Record extracts:
---

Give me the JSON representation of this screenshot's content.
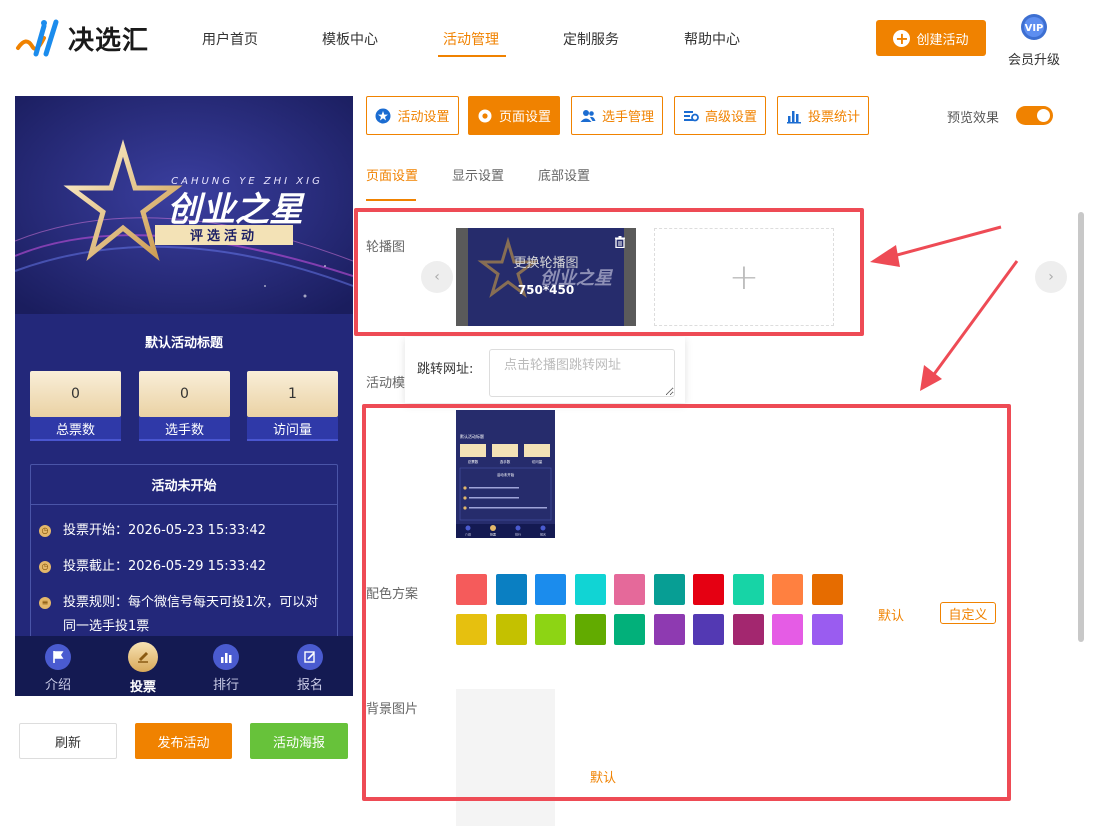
{
  "header": {
    "brand": "决选汇",
    "nav": [
      "用户首页",
      "模板中心",
      "活动管理",
      "定制服务",
      "帮助中心"
    ],
    "active_nav": "活动管理",
    "create_label": "创建活动",
    "vip_badge": "VIP",
    "vip_label": "会员升级"
  },
  "preview": {
    "banner_pinyin": "CAHUNG YE ZHI XIG",
    "banner_title": "创业之星",
    "banner_subtitle": "评选活动",
    "title": "默认活动标题",
    "stats": [
      {
        "value": "0",
        "label": "总票数"
      },
      {
        "value": "0",
        "label": "选手数"
      },
      {
        "value": "1",
        "label": "访问量"
      }
    ],
    "status": "活动未开始",
    "info": [
      "投票开始：2026-05-23 15:33:42",
      "投票截止：2026-05-29 15:33:42",
      "投票规则：每个微信号每天可投1次，可以对同一选手投1票"
    ],
    "tabs": [
      "介绍",
      "投票",
      "排行",
      "报名"
    ],
    "active_tab": "投票"
  },
  "actions": {
    "refresh": "刷新",
    "publish": "发布活动",
    "poster": "活动海报"
  },
  "toolbar": {
    "buttons": [
      "活动设置",
      "页面设置",
      "选手管理",
      "高级设置",
      "投票统计"
    ],
    "active": "页面设置",
    "preview_label": "预览效果",
    "preview_on": true
  },
  "subtabs": [
    "页面设置",
    "显示设置",
    "底部设置"
  ],
  "settings": {
    "carousel_label": "轮播图",
    "carousel_change": "更换轮播图",
    "carousel_size": "750*450",
    "jump_label": "跳转网址:",
    "jump_placeholder": "点击轮播图跳转网址",
    "template_label": "活动模",
    "color_label": "配色方案",
    "colors": [
      "#f55b5b",
      "#0a7fc2",
      "#1b8ced",
      "#11d4d4",
      "#e5699a",
      "#079e94",
      "#e50012",
      "#17d4a6",
      "#ff8040",
      "#e66c00",
      "#e6c00f",
      "#c4c100",
      "#8dd414",
      "#62ab00",
      "#02b07a",
      "#8e3ab1",
      "#5339b3",
      "#a3276f",
      "#e55ce5",
      "#9a5cf0"
    ],
    "color_default": "默认",
    "color_custom": "自定义",
    "bg_label": "背景图片",
    "bg_default": "默认"
  },
  "thumbnail": {
    "title": "默认活动标题",
    "stats": [
      "总票数",
      "选手数",
      "访问量"
    ],
    "status": "活动未开始",
    "tabs": [
      "介绍",
      "投票",
      "排行",
      "报名"
    ]
  }
}
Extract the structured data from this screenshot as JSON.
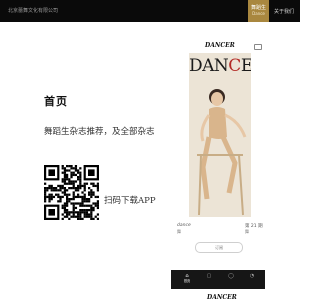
{
  "header": {
    "company": "北京蕾舞文化有限公司",
    "nav_home": "舞蹈生",
    "nav_home_sub": "Dance",
    "nav_about": "关于我们"
  },
  "main": {
    "title": "首页",
    "subtitle": "舞蹈生杂志推荐，及全部杂志",
    "scan_label": "扫码下载APP"
  },
  "phone": {
    "header_logo": "DANCER",
    "cover_title_pre": "DAN",
    "cover_title_accent": "C",
    "cover_title_post": "ER",
    "issue_name": "dance",
    "issue_sub": "舞",
    "issue_no": "第 21 期",
    "issue_no_sub": "舞",
    "subscribe_label": "订阅",
    "tabs": [
      {
        "icon": "⌂",
        "label": "首页"
      },
      {
        "icon": "▢",
        "label": ""
      },
      {
        "icon": "◯",
        "label": ""
      },
      {
        "icon": "◔",
        "label": ""
      }
    ]
  },
  "footer": {
    "logo": "DANCER"
  },
  "colors": {
    "topbar": "#0a0a0a",
    "accent_gold": "#a9873f",
    "cover_red": "#b22a25"
  },
  "icons": [
    "menu-icon",
    "home-icon",
    "magazine-icon",
    "search-icon",
    "user-icon",
    "qr-code"
  ]
}
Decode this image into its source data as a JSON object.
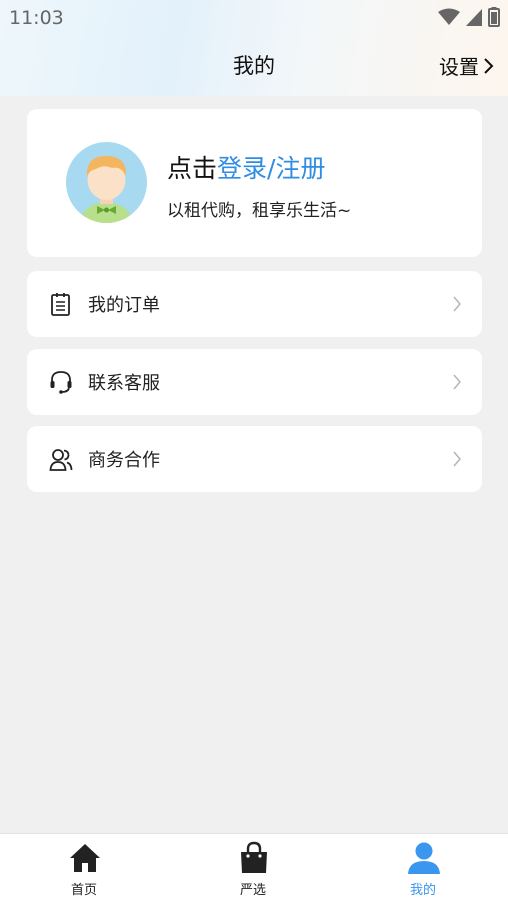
{
  "status_bar": {
    "time": "11:03"
  },
  "header": {
    "title": "我的",
    "settings_label": "设置"
  },
  "profile": {
    "login_prefix": "点击",
    "login_link": "登录/注册",
    "slogan": "以租代购，租享乐生活~"
  },
  "menu": [
    {
      "label": "我的订单",
      "icon": "clipboard-icon"
    },
    {
      "label": "联系客服",
      "icon": "headset-icon"
    },
    {
      "label": "商务合作",
      "icon": "users-icon"
    }
  ],
  "tabs": [
    {
      "label": "首页",
      "icon": "home-icon"
    },
    {
      "label": "严选",
      "icon": "shopping-bag-icon"
    },
    {
      "label": "我的",
      "icon": "user-icon",
      "active": true
    }
  ],
  "colors": {
    "accent": "#2f8de4",
    "tab_active": "#3a96ef",
    "tab_inactive": "#222222"
  }
}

---

Copy out all the records exactly, excluding pictures.

Give me the JSON representation of this screenshot's content.
{
  "header": {
    "brand": "决选汇",
    "nav": [
      "用户首页",
      "模板中心",
      "活动管理",
      "定制服务",
      "帮助中心"
    ],
    "active_nav": "活动管理",
    "create_label": "创建活动",
    "vip_badge": "VIP",
    "vip_label": "会员升级"
  },
  "preview": {
    "banner_pinyin": "CAHUNG YE ZHI XIG",
    "banner_title": "创业之星",
    "banner_subtitle": "评选活动",
    "title": "默认活动标题",
    "stats": [
      {
        "value": "0",
        "label": "总票数"
      },
      {
        "value": "0",
        "label": "选手数"
      },
      {
        "value": "1",
        "label": "访问量"
      }
    ],
    "status": "活动未开始",
    "info": [
      "投票开始：2026-05-23 15:33:42",
      "投票截止：2026-05-29 15:33:42",
      "投票规则：每个微信号每天可投1次，可以对同一选手投1票"
    ],
    "tabs": [
      "介绍",
      "投票",
      "排行",
      "报名"
    ],
    "active_tab": "投票"
  },
  "actions": {
    "refresh": "刷新",
    "publish": "发布活动",
    "poster": "活动海报"
  },
  "toolbar": {
    "buttons": [
      "活动设置",
      "页面设置",
      "选手管理",
      "高级设置",
      "投票统计"
    ],
    "active": "页面设置",
    "preview_label": "预览效果",
    "preview_on": true
  },
  "subtabs": [
    "页面设置",
    "显示设置",
    "底部设置"
  ],
  "settings": {
    "carousel_label": "轮播图",
    "carousel_change": "更换轮播图",
    "carousel_size": "750*450",
    "jump_label": "跳转网址:",
    "jump_placeholder": "点击轮播图跳转网址",
    "template_label": "活动模",
    "color_label": "配色方案",
    "colors": [
      "#f55b5b",
      "#0a7fc2",
      "#1b8ced",
      "#11d4d4",
      "#e5699a",
      "#079e94",
      "#e50012",
      "#17d4a6",
      "#ff8040",
      "#e66c00",
      "#e6c00f",
      "#c4c100",
      "#8dd414",
      "#62ab00",
      "#02b07a",
      "#8e3ab1",
      "#5339b3",
      "#a3276f",
      "#e55ce5",
      "#9a5cf0"
    ],
    "color_default": "默认",
    "color_custom": "自定义",
    "bg_label": "背景图片",
    "bg_default": "默认"
  },
  "thumbnail": {
    "title": "默认活动标题",
    "stats": [
      "总票数",
      "选手数",
      "访问量"
    ],
    "status": "活动未开始",
    "tabs": [
      "介绍",
      "投票",
      "排行",
      "报名"
    ]
  }
}
Extract the structured data from this screenshot as JSON.
{
  "header": {
    "company": "北京蕾舞文化有限公司",
    "nav_home": "舞蹈生",
    "nav_home_sub": "Dance",
    "nav_about": "关于我们"
  },
  "main": {
    "title": "首页",
    "subtitle": "舞蹈生杂志推荐，及全部杂志",
    "scan_label": "扫码下载APP"
  },
  "phone": {
    "header_logo": "DANCER",
    "cover_title_pre": "DAN",
    "cover_title_accent": "C",
    "cover_title_post": "ER",
    "issue_name": "dance",
    "issue_sub": "舞",
    "issue_no": "第 21 期",
    "issue_no_sub": "舞",
    "subscribe_label": "订阅",
    "tabs": [
      {
        "icon": "⌂",
        "label": "首页"
      },
      {
        "icon": "▢",
        "label": ""
      },
      {
        "icon": "◯",
        "label": ""
      },
      {
        "icon": "◔",
        "label": ""
      }
    ]
  },
  "footer": {
    "logo": "DANCER"
  },
  "colors": {
    "topbar": "#0a0a0a",
    "accent_gold": "#a9873f",
    "cover_red": "#b22a25"
  },
  "icons": [
    "menu-icon",
    "home-icon",
    "magazine-icon",
    "search-icon",
    "user-icon",
    "qr-code"
  ]
}
Decode this image into its source data as a JSON object.
{
  "status_bar": {
    "time": "11:03"
  },
  "header": {
    "title": "我的",
    "settings_label": "设置"
  },
  "profile": {
    "login_prefix": "点击",
    "login_link": "登录/注册",
    "slogan": "以租代购，租享乐生活~"
  },
  "menu": [
    {
      "label": "我的订单",
      "icon": "clipboard-icon"
    },
    {
      "label": "联系客服",
      "icon": "headset-icon"
    },
    {
      "label": "商务合作",
      "icon": "users-icon"
    }
  ],
  "tabs": [
    {
      "label": "首页",
      "icon": "home-icon"
    },
    {
      "label": "严选",
      "icon": "shopping-bag-icon"
    },
    {
      "label": "我的",
      "icon": "user-icon",
      "active": true
    }
  ],
  "colors": {
    "accent": "#2f8de4",
    "tab_active": "#3a96ef",
    "tab_inactive": "#222222"
  }
}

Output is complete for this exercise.